- [ИСХОДНЫЙ ОТРЫВОК]:
>>>
В конце лета 1950 года случилось такое событие. Хрущев прогуливался по парку на даче. Я шел рядом с ним. Вдруг на одной из берез зазвонил телефонный аппарат. Такие аппараты были прикреплены ко многим деревьям в парке, дабы Сталин мог быстро связаться с нужным ему лицом. Я снял трубку. «Мне Микиту», — послышался глуховатый голос вождя. Хрущев взял трубку. Я отошел в сторонку, чтобы не мешать разговору. Хрущев выслушал какие-то вопросы. Пошел по дорожке снова. Через минуту спросил: «Читали роман Галины Николаевой «Жатва»? Я ответил утвердительно. «Положите книгу мне на стол», — сказал Никита Сергеевич. Ничего больше не прибавил.
Потом мне стало известно, что Сталин интересовался мнением Хрущева о том, все ли в этой книге «правильно» с точки зрения изображения сельской жизни в послевоенные годы. Тут Сталин, по-видимому, больше полагался на Хрущева, чем на писательницу. Вскоре, в 1951 году, роман Галины Николаевой удостоили Сталинской премии. Хрущев подтвердил высокий выбор вождя. Вот и привыкал Никита Сергеевич к такому подходу: «правильно» — «неправильно», нужно — не нужно. Все остальное — художественные достоинства, боль и гнев художника, его сомнения и поиски — все за гранью, от лукавого, от интеллигентских метаний. Интеллигенция, в особенности занимавшаяся гуманитарными проблемами, всегда была под подозрением, и неприязненное отношение к ней весьма культивировалось.
<<<
- [СПИСОК ЗАДАНИЙ]:
- A) Определите, согласуются ли с отрывком о Хрущеве и романе «Жатва» следующие утверждения. (i) Телефонные аппараты на деревьях в парке были нужны, чтобы Сталин мог быстро связаться с нужным ему человеком. (ii) Трубку зазвонившего на березе телефона первым снял Хрущев. (iii) Роман Галины Николаевой получил Сталинскую премию в 1950 году. На каждое утверждение ответьте «да» или «нет» и приведите точную цитату из текста, которая это решает.
- B) Подхватите отрывок о Хрущеве и романе «Жатва»: напишите его продолжение, которое начинается сразу после последнего предложения.

- [ВЫДЕРЖКИ ИЗ ЛИСТИНГА]:
>>>
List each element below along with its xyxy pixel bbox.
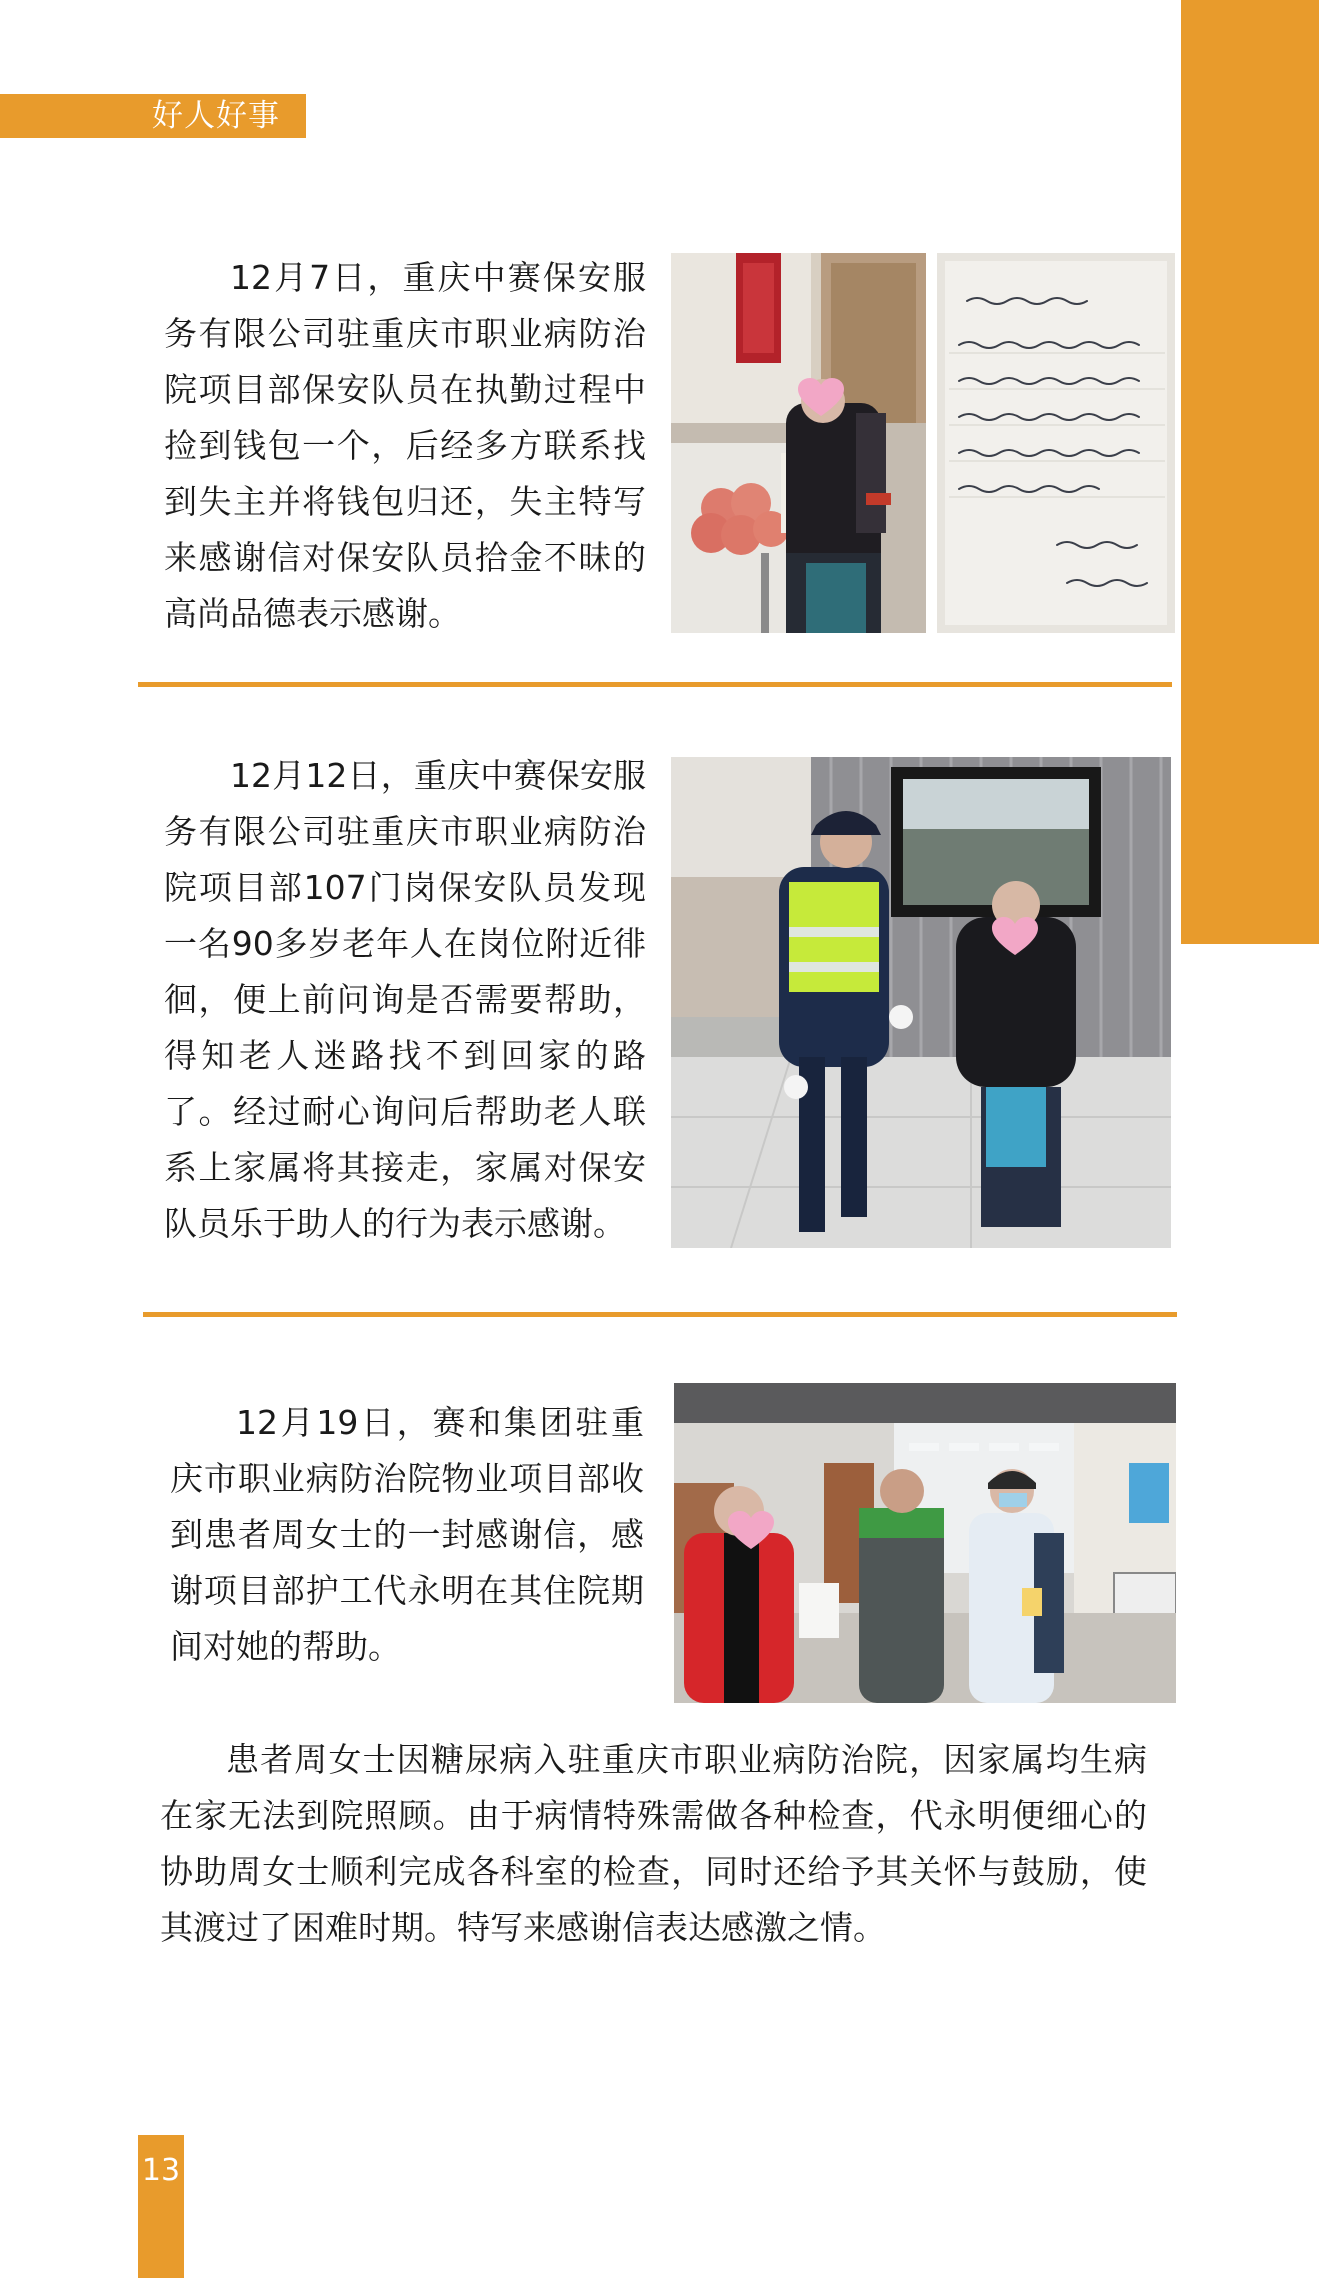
section-divider xyxy=(143,1312,1177,1317)
privacy-heart-icon xyxy=(798,378,844,418)
story-3-text: 12月19日，赛和集团驻重庆市职业病防治院物业项目部收到患者周女士的一封感谢信，感谢项目部护工代永明在其住院期间对她的帮助。 xyxy=(170,1403,644,1666)
story-2-text: 12月12日，重庆中赛保安服务有限公司驻重庆市职业病防治院项目部107门岗保安队员发现一名90多岁老年人在岗位附近徘徊，便上前问询是否需要帮助，得知老人迷路找不到回家的路了。经过耐心询问后帮助老人联系上家属将其接走，家属对保安队员乐于助人的行为表示感谢。 xyxy=(164,756,646,1243)
photo-lost-wallet-owner xyxy=(671,253,926,633)
section-divider xyxy=(138,682,1172,687)
side-accent-bar xyxy=(1181,0,1319,944)
page-number: 13 xyxy=(138,2135,184,2278)
photo-thank-you-letter xyxy=(937,253,1175,633)
privacy-heart-icon xyxy=(728,1511,774,1551)
story-1-text: 12月7日，重庆中赛保安服务有限公司驻重庆市职业病防治院项目部保安队员在执勤过程中捡到钱包一个，后经多方联系找到失主并将钱包归还，失主特写来感谢信对保安队员拾金不昧的高尚品德表示感谢。 xyxy=(164,258,646,633)
photo-guard-elderly-man xyxy=(671,757,1171,1248)
section-header-tab: 好人好事 xyxy=(0,94,306,138)
closing-paragraph: 患者周女士因糖尿病入驻重庆市职业病防治院，因家属均生病在家无法到院照顾。由于病情特殊需做各种检查，代永明便细心的协助周女士顺利完成各科室的检查，同时还给予其关怀与鼓励，使其渡过了困难时期。特写来感谢信表达感激之情。 xyxy=(160,1740,1147,1947)
privacy-heart-icon xyxy=(992,917,1038,957)
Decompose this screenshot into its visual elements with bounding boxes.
<<<
- [РЕЗУЛЬТАТЫ]:
- A)
(i) Да: «Такие аппараты были прикреплены ко многим деревьям в парке, дабы Сталин мог быстро связаться с нужным ему лицом».
(ii) Нет: «Я снял трубку».
(iii) Нет: «Вскоре, в 1951 году, роман Галины Николаевой удостоили Сталинской премии».

- B)
И уж вовсе невозможно было успокоить Хрущева и что-то объяснить ему, если то или иное произведение литературы получало высокую оценку на Западе, за границей. Тут Хрущев непременно искал подвох. Пастернака награждают Нобелевской премией? Значит, делают это в пику нашей стране, в пику ему, Хрущеву. Если он не проявит гнева, значит, не продемонстрирует партийной принципиальности. Он, Хрущев, вынужден ведь был оглядываться по сторонам, видеть настроения своих коллег, улавливать настроение аппарата. До него доходили сведения о том, что его считают чересчур либеральным, а либерализм ведет к расшатыванию устоев. Я хорошо знал иезуитскую механику создания подобных настроений и слухов, она выстраивалась по очень сложным схемам. Тут воздействовали на Хрущева и военные, например маршал Чуйков, наговаривавший Никите Сергеевичу множество «жутких» историй о проникновении в нашу идеологию враждебных настроений, и кое-кто из-за границы. Особенно усердствовал Вальтер Ульбрихт — тот тоже запугивал Хрущева. Из Москвы, дескать, доносится тлетворное буржуазное влияние.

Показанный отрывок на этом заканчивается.